Problem to solve:
Search the listing below for "Something". Copy each matching line.

Source records:
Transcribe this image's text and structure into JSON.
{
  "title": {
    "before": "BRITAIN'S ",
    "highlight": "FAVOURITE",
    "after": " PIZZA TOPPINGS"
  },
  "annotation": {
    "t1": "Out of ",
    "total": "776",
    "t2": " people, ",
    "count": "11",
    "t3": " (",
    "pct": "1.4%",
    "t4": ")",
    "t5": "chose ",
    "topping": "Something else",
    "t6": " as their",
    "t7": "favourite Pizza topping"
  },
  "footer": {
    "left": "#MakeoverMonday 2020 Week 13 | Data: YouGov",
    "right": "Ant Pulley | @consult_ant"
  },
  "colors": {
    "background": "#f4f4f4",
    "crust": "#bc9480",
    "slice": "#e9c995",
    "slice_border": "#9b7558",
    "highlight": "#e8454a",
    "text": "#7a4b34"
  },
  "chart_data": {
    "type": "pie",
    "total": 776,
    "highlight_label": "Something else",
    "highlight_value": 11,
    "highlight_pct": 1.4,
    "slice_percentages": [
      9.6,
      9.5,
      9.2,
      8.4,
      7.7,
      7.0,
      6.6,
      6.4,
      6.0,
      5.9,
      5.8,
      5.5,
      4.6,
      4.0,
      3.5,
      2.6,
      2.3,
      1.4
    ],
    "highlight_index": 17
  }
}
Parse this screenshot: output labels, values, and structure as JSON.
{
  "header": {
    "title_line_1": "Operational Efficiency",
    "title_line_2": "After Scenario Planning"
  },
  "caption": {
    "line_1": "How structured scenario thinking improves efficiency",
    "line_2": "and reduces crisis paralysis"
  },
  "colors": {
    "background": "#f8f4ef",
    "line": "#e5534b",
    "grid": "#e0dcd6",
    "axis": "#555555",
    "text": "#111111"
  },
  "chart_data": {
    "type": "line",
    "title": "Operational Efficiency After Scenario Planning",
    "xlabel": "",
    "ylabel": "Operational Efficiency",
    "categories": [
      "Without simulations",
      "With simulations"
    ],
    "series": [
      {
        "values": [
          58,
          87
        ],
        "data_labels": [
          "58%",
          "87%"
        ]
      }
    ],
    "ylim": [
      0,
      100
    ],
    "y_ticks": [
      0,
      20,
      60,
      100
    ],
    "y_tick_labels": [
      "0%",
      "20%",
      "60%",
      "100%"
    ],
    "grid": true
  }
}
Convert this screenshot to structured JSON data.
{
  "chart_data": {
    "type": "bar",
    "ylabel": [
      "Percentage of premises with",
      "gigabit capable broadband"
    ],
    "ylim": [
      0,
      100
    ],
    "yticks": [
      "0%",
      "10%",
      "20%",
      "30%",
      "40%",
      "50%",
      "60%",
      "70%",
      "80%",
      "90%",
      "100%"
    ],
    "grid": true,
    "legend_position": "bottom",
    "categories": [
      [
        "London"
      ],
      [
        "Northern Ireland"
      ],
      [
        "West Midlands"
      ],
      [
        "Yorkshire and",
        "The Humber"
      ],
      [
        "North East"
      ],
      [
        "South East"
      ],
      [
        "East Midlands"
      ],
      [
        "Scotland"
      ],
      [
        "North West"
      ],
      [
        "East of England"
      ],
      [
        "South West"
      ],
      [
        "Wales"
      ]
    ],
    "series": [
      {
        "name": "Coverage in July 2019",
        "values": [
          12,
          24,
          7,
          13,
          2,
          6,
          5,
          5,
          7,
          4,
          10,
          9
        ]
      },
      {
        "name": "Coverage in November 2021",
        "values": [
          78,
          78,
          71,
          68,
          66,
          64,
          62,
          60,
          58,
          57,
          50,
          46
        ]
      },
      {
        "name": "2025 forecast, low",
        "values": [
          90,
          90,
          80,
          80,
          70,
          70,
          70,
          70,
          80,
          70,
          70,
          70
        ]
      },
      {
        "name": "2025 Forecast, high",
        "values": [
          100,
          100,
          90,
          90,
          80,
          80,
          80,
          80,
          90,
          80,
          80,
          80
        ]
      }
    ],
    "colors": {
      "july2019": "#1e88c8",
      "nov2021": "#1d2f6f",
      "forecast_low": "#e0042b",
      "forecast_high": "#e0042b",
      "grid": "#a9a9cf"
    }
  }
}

Output:
    "topping": "Something else",
    "highlight_label": "Something else",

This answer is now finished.